§ **Task statement**: Skip the pictures. Reproduce all other material exactly.

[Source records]
* * * * *

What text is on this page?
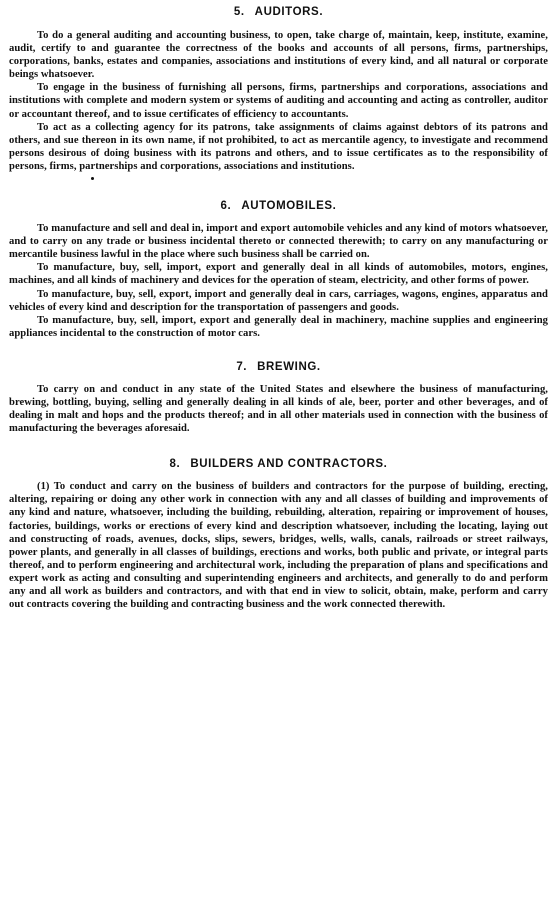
5. AUDITORS.

To do a general auditing and accounting business, to open, take charge of, maintain, keep, institute, examine, audit, certify to and guarantee the correctness of the books and accounts of all persons, firms, partnerships, corporations, banks, estates and companies, associations and institutions of every kind, and all natural or corporate beings whatsoever.

To engage in the business of furnishing all persons, firms, partnerships and corporations, associations and institutions with complete and modern system or systems of auditing and accounting and acting as controller, auditor or accountant thereof, and to issue certificates of efficiency to accountants.

To act as a collecting agency for its patrons, take assignments of claims against debtors of its patrons and others, and sue thereon in its own name, if not prohibited, to act as mercantile agency, to investigate and recommend persons desirous of doing business with its patrons and others, and to issue certificates as to the responsibility of persons, firms, partnerships and corporations, associations and institutions.

6. AUTOMOBILES.

To manufacture and sell and deal in, import and export automobile vehicles and any kind of motors whatsoever, and to carry on any trade or business incidental thereto or connected therewith; to carry on any manufacturing or mercantile business lawful in the place where such business shall be carried on.

To manufacture, buy, sell, import, export and generally deal in all kinds of automobiles, motors, engines, machines, and all kinds of machinery and devices for the operation of steam, electricity, and other forms of power.

To manufacture, buy, sell, export, import and generally deal in cars, carriages, wagons, engines, apparatus and vehicles of every kind and description for the transportation of passengers and goods.

To manufacture, buy, sell, import, export and generally deal in machinery, machine supplies and engineering appliances incidental to the construction of motor cars.

7. BREWING.

To carry on and conduct in any state of the United States and elsewhere the business of manufacturing, brewing, bottling, buying, selling and generally dealing in all kinds of ale, beer, porter and other beverages, and of dealing in malt and hops and the products thereof; and in all other materials used in connection with the business of manufacturing the beverages aforesaid.

8. BUILDERS AND CONTRACTORS.

(1) To conduct and carry on the business of builders and contractors for the purpose of building, erecting, altering, repairing or doing any other work in connection with any and all classes of building and improvements of any kind and nature, whatsoever, including the building, rebuilding, alteration, repairing or improvement of houses, factories, buildings, works or erections of every kind and description whatsoever, including the locating, laying out and constructing of roads, avenues, docks, slips, sewers, bridges, wells, walls, canals, railroads or street railways, power plants, and generally in all classes of buildings, erections and works, both public and private, or integral parts thereof, and to perform engineering and architectural work, including the preparation of plans and specifications and expert work as acting and consulting and superintending engineers and architects, and generally to do and perform any and all work as builders and contractors, and with that end in view to solicit, obtain, make, perform and carry out contracts covering the building and contracting business and the work connected therewith.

* * * * *

§ **Answer for the task**:
What text is on this page?
5. AUDITORS.

To do a general auditing and accounting business, to open, take charge of, maintain, keep, institute, examine, audit, certify to and guarantee the correctness of the books and accounts of all persons, firms, partnerships, corporations, banks, estates and companies, associations and institutions of every kind, and all natural or corporate beings whatsoever.

To engage in the business of furnishing all persons, firms, partnerships and corporations, associations and institutions with complete and modern system or systems of auditing and accounting and acting as controller, auditor or accountant thereof, and to issue certificates of efficiency to accountants.

To act as a collecting agency for its patrons, take assignments of claims against debtors of its patrons and others, and sue thereon in its own name, if not prohibited, to act as mercantile agency, to investigate and recommend persons desirous of doing business with its patrons and others, and to issue certificates as to the responsibility of persons, firms, partnerships and corporations, associations and institutions.

6. AUTOMOBILES.

To manufacture and sell and deal in, import and export automobile vehicles and any kind of motors whatsoever, and to carry on any trade or business incidental thereto or connected therewith; to carry on any manufacturing or mercantile business lawful in the place where such business shall be carried on.

To manufacture, buy, sell, import, export and generally deal in all kinds of automobiles, motors, engines, machines, and all kinds of machinery and devices for the operation of steam, electricity, and other forms of power.

To manufacture, buy, sell, export, import and generally deal in cars, carriages, wagons, engines, apparatus and vehicles of every kind and description for the transportation of passengers and goods.

To manufacture, buy, sell, import, export and generally deal in machinery, machine supplies and engineering appliances incidental to the construction of motor cars.

7. BREWING.

To carry on and conduct in any state of the United States and elsewhere the business of manufacturing, brewing, bottling, buying, selling and generally dealing in all kinds of ale, beer, porter and other beverages, and of dealing in malt and hops and the products thereof; and in all other materials used in connection with the business of manufacturing the beverages aforesaid.

8. BUILDERS AND CONTRACTORS.

(1) To conduct and carry on the business of builders and contractors for the purpose of building, erecting, altering, repairing or doing any other work in connection with any and all classes of building and improvements of any kind and nature, whatsoever, including the building, rebuilding, alteration, repairing or improvement of houses, factories, buildings, works or erections of every kind and description whatsoever, including the locating, laying out and constructing of roads, avenues, docks, slips, sewers, bridges, wells, walls, canals, railroads or street railways, power plants, and generally in all classes of buildings, erections and works, both public and private, or integral parts thereof, and to perform engineering and architectural work, including the preparation of plans and specifications and expert work as acting and consulting and superintending engineers and architects, and generally to do and perform any and all work as builders and contractors, and with that end in view to solicit, obtain, make, perform and carry out contracts covering the building and contracting business and the work connected therewith.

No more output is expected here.